-- start SUPPLIED INFORMATION --
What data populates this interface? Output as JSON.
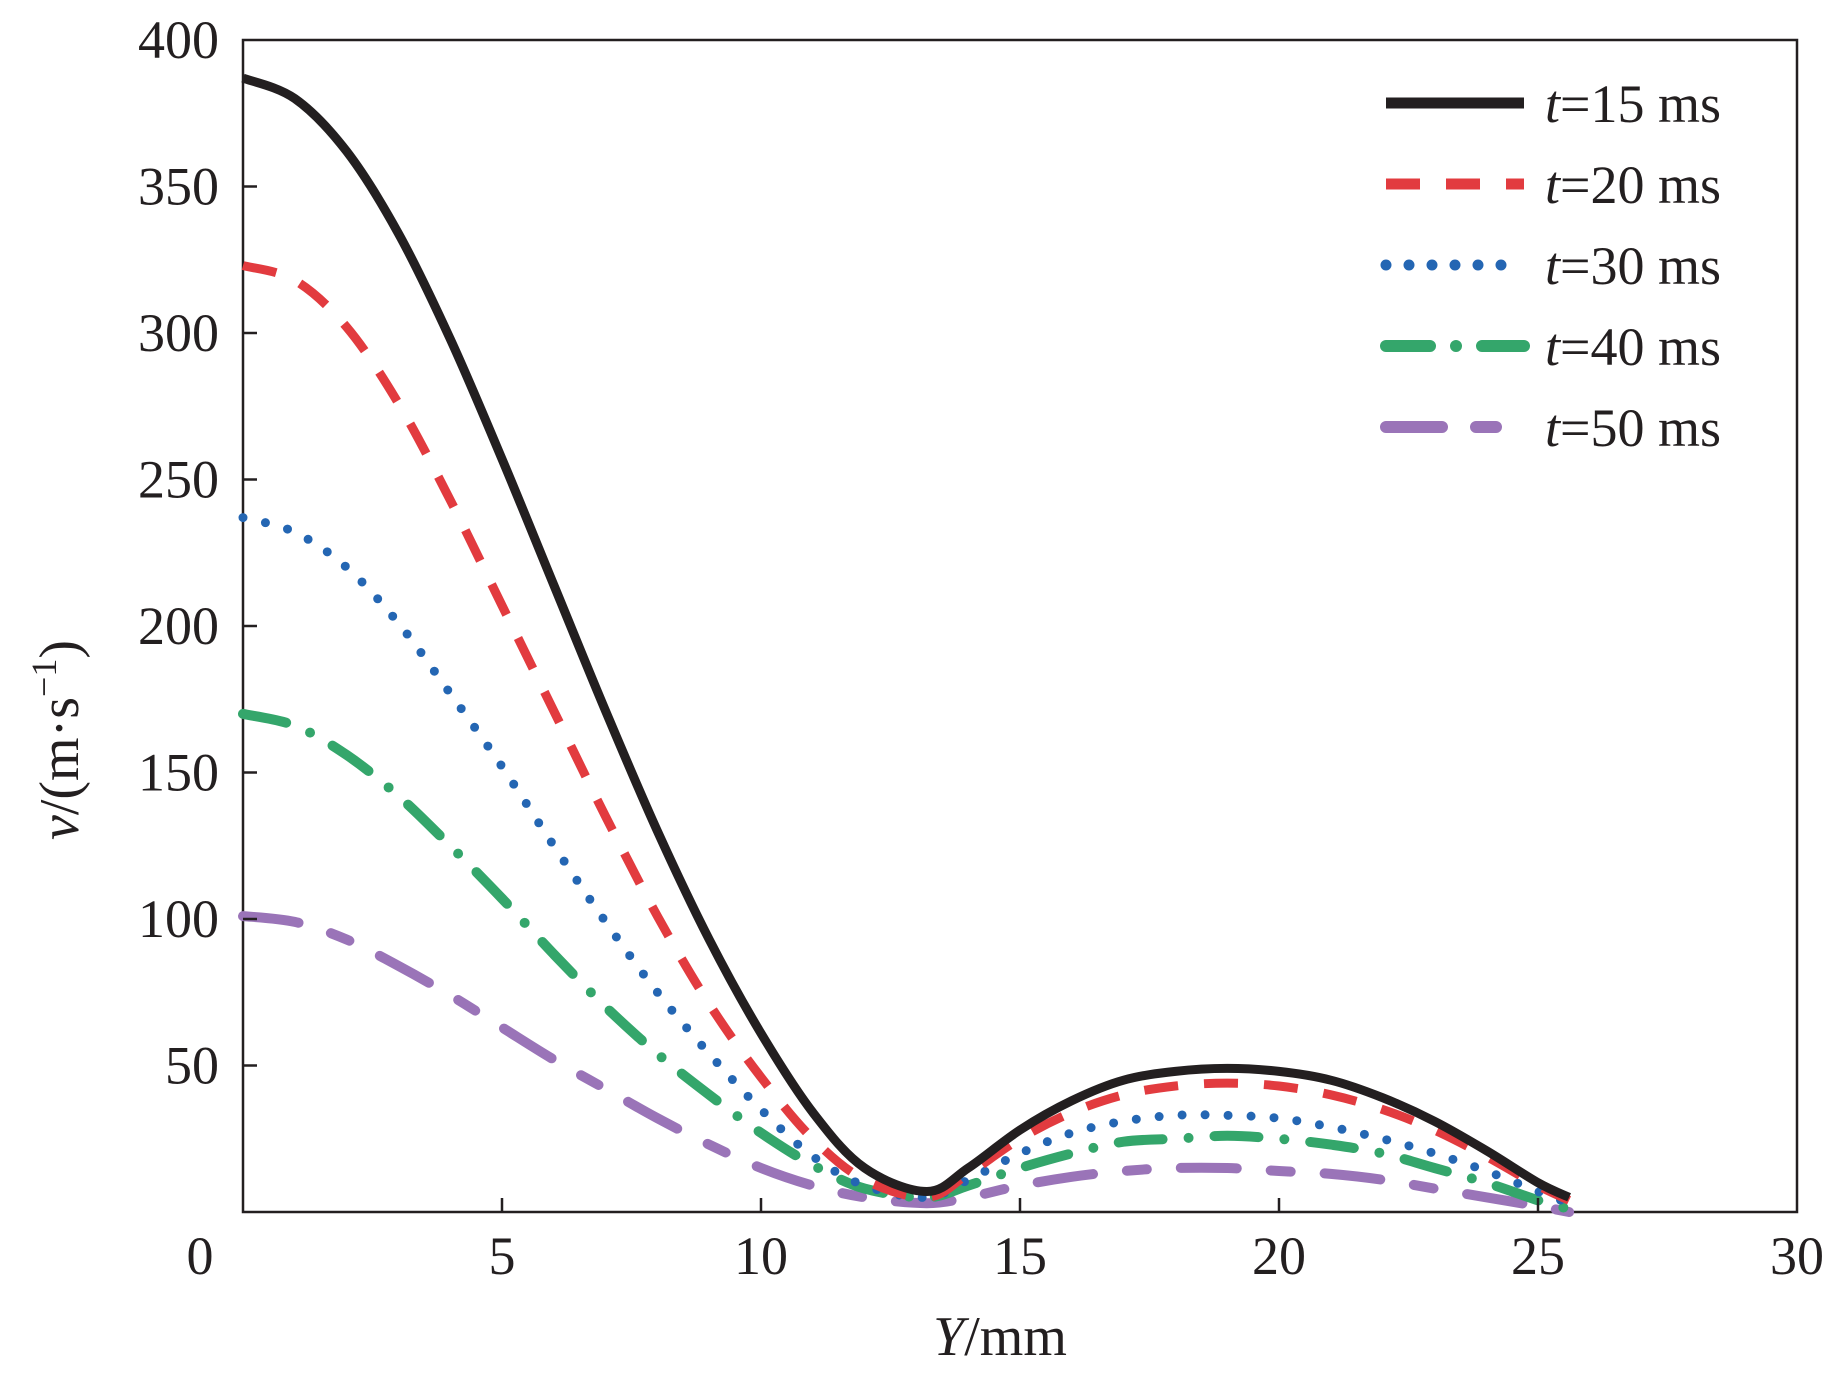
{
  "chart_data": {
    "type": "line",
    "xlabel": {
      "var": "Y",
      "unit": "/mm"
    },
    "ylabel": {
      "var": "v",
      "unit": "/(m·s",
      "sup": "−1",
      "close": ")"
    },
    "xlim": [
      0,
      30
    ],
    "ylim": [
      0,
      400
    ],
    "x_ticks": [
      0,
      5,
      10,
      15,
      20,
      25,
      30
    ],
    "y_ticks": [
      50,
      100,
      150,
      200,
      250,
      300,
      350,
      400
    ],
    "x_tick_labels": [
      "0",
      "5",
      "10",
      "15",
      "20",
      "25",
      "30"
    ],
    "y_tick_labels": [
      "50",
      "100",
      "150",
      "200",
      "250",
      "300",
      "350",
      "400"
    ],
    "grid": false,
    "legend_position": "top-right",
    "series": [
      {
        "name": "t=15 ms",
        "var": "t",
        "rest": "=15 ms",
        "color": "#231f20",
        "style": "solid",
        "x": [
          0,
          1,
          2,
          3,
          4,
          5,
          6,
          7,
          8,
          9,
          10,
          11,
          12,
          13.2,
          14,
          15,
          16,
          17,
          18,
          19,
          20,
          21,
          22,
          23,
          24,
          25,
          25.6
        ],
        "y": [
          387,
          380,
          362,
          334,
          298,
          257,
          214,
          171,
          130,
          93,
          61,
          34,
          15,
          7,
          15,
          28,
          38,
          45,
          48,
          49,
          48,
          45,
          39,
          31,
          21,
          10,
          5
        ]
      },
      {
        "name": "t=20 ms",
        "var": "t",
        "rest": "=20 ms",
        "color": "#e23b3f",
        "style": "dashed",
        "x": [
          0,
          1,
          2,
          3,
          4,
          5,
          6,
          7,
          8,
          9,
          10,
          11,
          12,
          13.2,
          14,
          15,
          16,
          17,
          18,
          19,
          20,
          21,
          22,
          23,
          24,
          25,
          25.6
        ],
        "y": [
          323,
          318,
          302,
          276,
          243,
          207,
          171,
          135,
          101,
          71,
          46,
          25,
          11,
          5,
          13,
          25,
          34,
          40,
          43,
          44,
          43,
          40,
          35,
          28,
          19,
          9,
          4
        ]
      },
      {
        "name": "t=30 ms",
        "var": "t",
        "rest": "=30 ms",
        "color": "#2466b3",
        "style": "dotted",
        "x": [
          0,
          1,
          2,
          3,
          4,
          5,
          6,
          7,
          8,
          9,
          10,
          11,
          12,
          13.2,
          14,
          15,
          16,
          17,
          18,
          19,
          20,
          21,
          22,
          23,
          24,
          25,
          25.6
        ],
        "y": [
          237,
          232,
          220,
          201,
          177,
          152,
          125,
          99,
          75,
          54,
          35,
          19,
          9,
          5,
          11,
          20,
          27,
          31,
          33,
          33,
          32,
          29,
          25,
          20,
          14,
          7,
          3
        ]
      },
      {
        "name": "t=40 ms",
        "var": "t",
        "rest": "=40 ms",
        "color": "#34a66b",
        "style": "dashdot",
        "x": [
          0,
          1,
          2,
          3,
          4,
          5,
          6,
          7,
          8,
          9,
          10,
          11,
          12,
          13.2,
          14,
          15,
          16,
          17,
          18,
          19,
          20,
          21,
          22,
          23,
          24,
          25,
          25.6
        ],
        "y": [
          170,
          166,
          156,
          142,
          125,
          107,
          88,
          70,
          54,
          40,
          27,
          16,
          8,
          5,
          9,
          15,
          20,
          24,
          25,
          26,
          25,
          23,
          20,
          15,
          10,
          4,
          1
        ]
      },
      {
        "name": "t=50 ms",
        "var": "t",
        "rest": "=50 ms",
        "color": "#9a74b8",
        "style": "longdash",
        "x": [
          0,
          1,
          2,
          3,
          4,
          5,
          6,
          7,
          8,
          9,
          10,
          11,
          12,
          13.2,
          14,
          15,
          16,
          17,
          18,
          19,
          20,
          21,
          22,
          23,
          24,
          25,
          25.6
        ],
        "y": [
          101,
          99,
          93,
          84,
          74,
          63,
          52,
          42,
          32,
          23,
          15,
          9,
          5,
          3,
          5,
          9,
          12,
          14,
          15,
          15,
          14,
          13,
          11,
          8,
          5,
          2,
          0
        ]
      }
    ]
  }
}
-- end SUPPLIED INFORMATION --
BRIEF: Repeat everything in the records precisely. Images are excluded from the copy.

THE RESULT:
What data populates this interface? Output as JSON.
{
  "chart_data": {
    "type": "line",
    "xlabel": {
      "var": "Y",
      "unit": "/mm"
    },
    "ylabel": {
      "var": "v",
      "unit": "/(m·s",
      "sup": "−1",
      "close": ")"
    },
    "xlim": [
      0,
      30
    ],
    "ylim": [
      0,
      400
    ],
    "x_ticks": [
      0,
      5,
      10,
      15,
      20,
      25,
      30
    ],
    "y_ticks": [
      50,
      100,
      150,
      200,
      250,
      300,
      350,
      400
    ],
    "x_tick_labels": [
      "0",
      "5",
      "10",
      "15",
      "20",
      "25",
      "30"
    ],
    "y_tick_labels": [
      "50",
      "100",
      "150",
      "200",
      "250",
      "300",
      "350",
      "400"
    ],
    "grid": false,
    "legend_position": "top-right",
    "series": [
      {
        "name": "t=15 ms",
        "var": "t",
        "rest": "=15 ms",
        "color": "#231f20",
        "style": "solid",
        "x": [
          0,
          1,
          2,
          3,
          4,
          5,
          6,
          7,
          8,
          9,
          10,
          11,
          12,
          13.2,
          14,
          15,
          16,
          17,
          18,
          19,
          20,
          21,
          22,
          23,
          24,
          25,
          25.6
        ],
        "y": [
          387,
          380,
          362,
          334,
          298,
          257,
          214,
          171,
          130,
          93,
          61,
          34,
          15,
          7,
          15,
          28,
          38,
          45,
          48,
          49,
          48,
          45,
          39,
          31,
          21,
          10,
          5
        ]
      },
      {
        "name": "t=20 ms",
        "var": "t",
        "rest": "=20 ms",
        "color": "#e23b3f",
        "style": "dashed",
        "x": [
          0,
          1,
          2,
          3,
          4,
          5,
          6,
          7,
          8,
          9,
          10,
          11,
          12,
          13.2,
          14,
          15,
          16,
          17,
          18,
          19,
          20,
          21,
          22,
          23,
          24,
          25,
          25.6
        ],
        "y": [
          323,
          318,
          302,
          276,
          243,
          207,
          171,
          135,
          101,
          71,
          46,
          25,
          11,
          5,
          13,
          25,
          34,
          40,
          43,
          44,
          43,
          40,
          35,
          28,
          19,
          9,
          4
        ]
      },
      {
        "name": "t=30 ms",
        "var": "t",
        "rest": "=30 ms",
        "color": "#2466b3",
        "style": "dotted",
        "x": [
          0,
          1,
          2,
          3,
          4,
          5,
          6,
          7,
          8,
          9,
          10,
          11,
          12,
          13.2,
          14,
          15,
          16,
          17,
          18,
          19,
          20,
          21,
          22,
          23,
          24,
          25,
          25.6
        ],
        "y": [
          237,
          232,
          220,
          201,
          177,
          152,
          125,
          99,
          75,
          54,
          35,
          19,
          9,
          5,
          11,
          20,
          27,
          31,
          33,
          33,
          32,
          29,
          25,
          20,
          14,
          7,
          3
        ]
      },
      {
        "name": "t=40 ms",
        "var": "t",
        "rest": "=40 ms",
        "color": "#34a66b",
        "style": "dashdot",
        "x": [
          0,
          1,
          2,
          3,
          4,
          5,
          6,
          7,
          8,
          9,
          10,
          11,
          12,
          13.2,
          14,
          15,
          16,
          17,
          18,
          19,
          20,
          21,
          22,
          23,
          24,
          25,
          25.6
        ],
        "y": [
          170,
          166,
          156,
          142,
          125,
          107,
          88,
          70,
          54,
          40,
          27,
          16,
          8,
          5,
          9,
          15,
          20,
          24,
          25,
          26,
          25,
          23,
          20,
          15,
          10,
          4,
          1
        ]
      },
      {
        "name": "t=50 ms",
        "var": "t",
        "rest": "=50 ms",
        "color": "#9a74b8",
        "style": "longdash",
        "x": [
          0,
          1,
          2,
          3,
          4,
          5,
          6,
          7,
          8,
          9,
          10,
          11,
          12,
          13.2,
          14,
          15,
          16,
          17,
          18,
          19,
          20,
          21,
          22,
          23,
          24,
          25,
          25.6
        ],
        "y": [
          101,
          99,
          93,
          84,
          74,
          63,
          52,
          42,
          32,
          23,
          15,
          9,
          5,
          3,
          5,
          9,
          12,
          14,
          15,
          15,
          14,
          13,
          11,
          8,
          5,
          2,
          0
        ]
      }
    ]
  }
}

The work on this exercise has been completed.